Tasks and exercises —
1. In the article on the film Delirium, condense the paragraph beginning "The three friends escaped" into a short bulleted list that retains its main facts.
2. Carry the article on the film Delirium forward from the point at which it stops.

Excerpted text —
^^^^^^^^

- Argentine theatrical release poster
- Directed by: Carlos Kaimakamian Carrau
- Written by: Carlos Kaimakamian Carrau
- Starring: Ricardo Darín Miguel Di Lemme Ramiro Archain Emiliano Carrazzone
- Music by: Diego Monk
- Distributed by: United International Pictures
- Release date: October 2, 2014 (Argentina);
- Running time: 85 minutes
- Country: Argentina
- Language: Spanish

= Delirium (2014 film) =

Delirium is a 2014 Argentine film, starring Ricardo Darín in a meta fictional role.

==Plot==
A group of 3 friends try to earn a lot of money quickly. After considering several options, they try to make a short film. They manage to get in contact with the famous actor Ricardo Darín (who plays himself in the movie), who mistook one of them as a relative of one of his friends, and agreed to work with them because of the misunderstanding. The group starts to film, and attempts to drive a car slowly towards Darín while filming; but the untrained driver accelerated instead of stopping the car, and killed him.

The three friends escaped, and all the media was filled with people asking for the whereabouts of Darín. They arranged some portions of the unreleased short film to make it seem as if Darín was leaving the country, which led to a national outrage. They tried to use a similar system to stage a request of a million dollars to the producers of his last film; those producers denounced that Darín had been kidnapped. This led to a complete national crisis, and the US threatened to start bombing Buenos Aires if Darín did not appear alive.

^^^^^^^^

(Dataset excerpt)

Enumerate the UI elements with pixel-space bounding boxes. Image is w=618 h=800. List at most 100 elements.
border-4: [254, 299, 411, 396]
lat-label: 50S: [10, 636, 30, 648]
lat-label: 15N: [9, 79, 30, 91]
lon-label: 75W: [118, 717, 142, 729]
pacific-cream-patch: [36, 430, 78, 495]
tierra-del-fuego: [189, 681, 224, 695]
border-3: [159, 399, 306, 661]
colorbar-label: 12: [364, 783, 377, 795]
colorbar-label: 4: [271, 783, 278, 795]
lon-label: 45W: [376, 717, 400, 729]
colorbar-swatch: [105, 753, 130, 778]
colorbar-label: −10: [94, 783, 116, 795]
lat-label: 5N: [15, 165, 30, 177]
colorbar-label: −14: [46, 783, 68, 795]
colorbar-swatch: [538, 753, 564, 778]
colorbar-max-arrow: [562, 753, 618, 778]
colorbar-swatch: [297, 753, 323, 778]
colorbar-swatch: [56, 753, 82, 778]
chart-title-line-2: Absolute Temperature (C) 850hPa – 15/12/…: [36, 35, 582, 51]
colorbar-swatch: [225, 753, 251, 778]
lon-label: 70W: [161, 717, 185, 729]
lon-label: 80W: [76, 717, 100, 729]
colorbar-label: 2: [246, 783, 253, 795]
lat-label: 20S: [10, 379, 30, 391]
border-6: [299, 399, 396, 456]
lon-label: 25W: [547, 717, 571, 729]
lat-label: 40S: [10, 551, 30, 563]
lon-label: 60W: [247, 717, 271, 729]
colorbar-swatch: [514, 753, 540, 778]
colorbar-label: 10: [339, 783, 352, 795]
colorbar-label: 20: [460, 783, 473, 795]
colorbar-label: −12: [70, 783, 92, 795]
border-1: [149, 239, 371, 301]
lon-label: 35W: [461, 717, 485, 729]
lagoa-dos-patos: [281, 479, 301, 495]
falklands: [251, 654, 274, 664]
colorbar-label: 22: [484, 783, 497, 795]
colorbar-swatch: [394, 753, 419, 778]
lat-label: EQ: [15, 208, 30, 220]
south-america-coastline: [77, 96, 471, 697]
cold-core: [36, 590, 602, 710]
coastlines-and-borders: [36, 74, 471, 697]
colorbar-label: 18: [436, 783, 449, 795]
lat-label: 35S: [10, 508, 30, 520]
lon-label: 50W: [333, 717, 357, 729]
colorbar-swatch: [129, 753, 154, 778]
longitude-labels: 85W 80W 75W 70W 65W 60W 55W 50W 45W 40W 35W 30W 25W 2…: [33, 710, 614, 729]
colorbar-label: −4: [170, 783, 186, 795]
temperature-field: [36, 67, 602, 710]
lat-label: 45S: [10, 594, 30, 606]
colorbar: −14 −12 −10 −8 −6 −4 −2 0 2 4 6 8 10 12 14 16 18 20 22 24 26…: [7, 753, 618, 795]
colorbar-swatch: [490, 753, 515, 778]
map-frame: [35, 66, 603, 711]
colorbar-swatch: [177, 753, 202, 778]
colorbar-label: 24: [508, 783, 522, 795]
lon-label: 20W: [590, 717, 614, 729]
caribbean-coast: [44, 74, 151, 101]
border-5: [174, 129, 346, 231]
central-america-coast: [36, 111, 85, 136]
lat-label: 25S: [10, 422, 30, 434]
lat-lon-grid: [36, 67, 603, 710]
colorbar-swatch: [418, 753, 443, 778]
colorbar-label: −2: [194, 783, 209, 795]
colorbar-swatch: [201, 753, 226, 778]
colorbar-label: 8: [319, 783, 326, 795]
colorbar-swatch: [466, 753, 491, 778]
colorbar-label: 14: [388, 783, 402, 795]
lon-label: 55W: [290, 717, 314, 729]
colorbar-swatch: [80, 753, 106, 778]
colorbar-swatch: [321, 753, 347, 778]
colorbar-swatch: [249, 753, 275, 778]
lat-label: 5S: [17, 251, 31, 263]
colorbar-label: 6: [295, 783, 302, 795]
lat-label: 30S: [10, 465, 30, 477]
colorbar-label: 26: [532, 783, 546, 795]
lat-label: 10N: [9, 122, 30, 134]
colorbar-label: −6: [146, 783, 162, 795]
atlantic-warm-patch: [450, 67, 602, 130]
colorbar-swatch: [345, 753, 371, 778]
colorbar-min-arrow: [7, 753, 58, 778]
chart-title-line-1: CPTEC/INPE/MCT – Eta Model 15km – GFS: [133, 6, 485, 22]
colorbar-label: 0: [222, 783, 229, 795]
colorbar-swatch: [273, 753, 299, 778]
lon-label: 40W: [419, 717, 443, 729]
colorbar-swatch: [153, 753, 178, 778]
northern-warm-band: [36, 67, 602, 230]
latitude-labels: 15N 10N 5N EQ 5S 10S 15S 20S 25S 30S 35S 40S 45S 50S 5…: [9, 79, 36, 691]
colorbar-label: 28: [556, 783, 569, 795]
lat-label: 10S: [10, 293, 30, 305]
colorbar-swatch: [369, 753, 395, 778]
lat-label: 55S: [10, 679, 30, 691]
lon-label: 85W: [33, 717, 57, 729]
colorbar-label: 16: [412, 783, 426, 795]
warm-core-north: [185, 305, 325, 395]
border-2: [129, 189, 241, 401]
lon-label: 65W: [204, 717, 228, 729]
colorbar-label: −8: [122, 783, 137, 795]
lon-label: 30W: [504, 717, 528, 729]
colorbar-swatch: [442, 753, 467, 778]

^^^^^^^^

Task-by-task results —
1.
- The three friends fled while the media demanded to know where Darín was.
- They edited portions of the unreleased short film to make it appear that Darín was leaving the country, which provoked national outrage.
- Using a similar method, they staged a demand for a million dollars to the producers of his last film, who then reported that Darín had been kidnapped.
- A complete national crisis followed, and the US threatened to bomb Buenos Aires unless Darín appeared alive.

2.
==Production==
Delirium is the first film of director Carlos Kaimakamian Carrau. It was released when Wild Tales, another film featuring Darín, was still in theaters.

The film also features TV host Susana Giménez as the president of Argentina, who makes a speech during an emergency population warning. Giménez, who had been a film actress in the past, had not worked in other films in the previous five years.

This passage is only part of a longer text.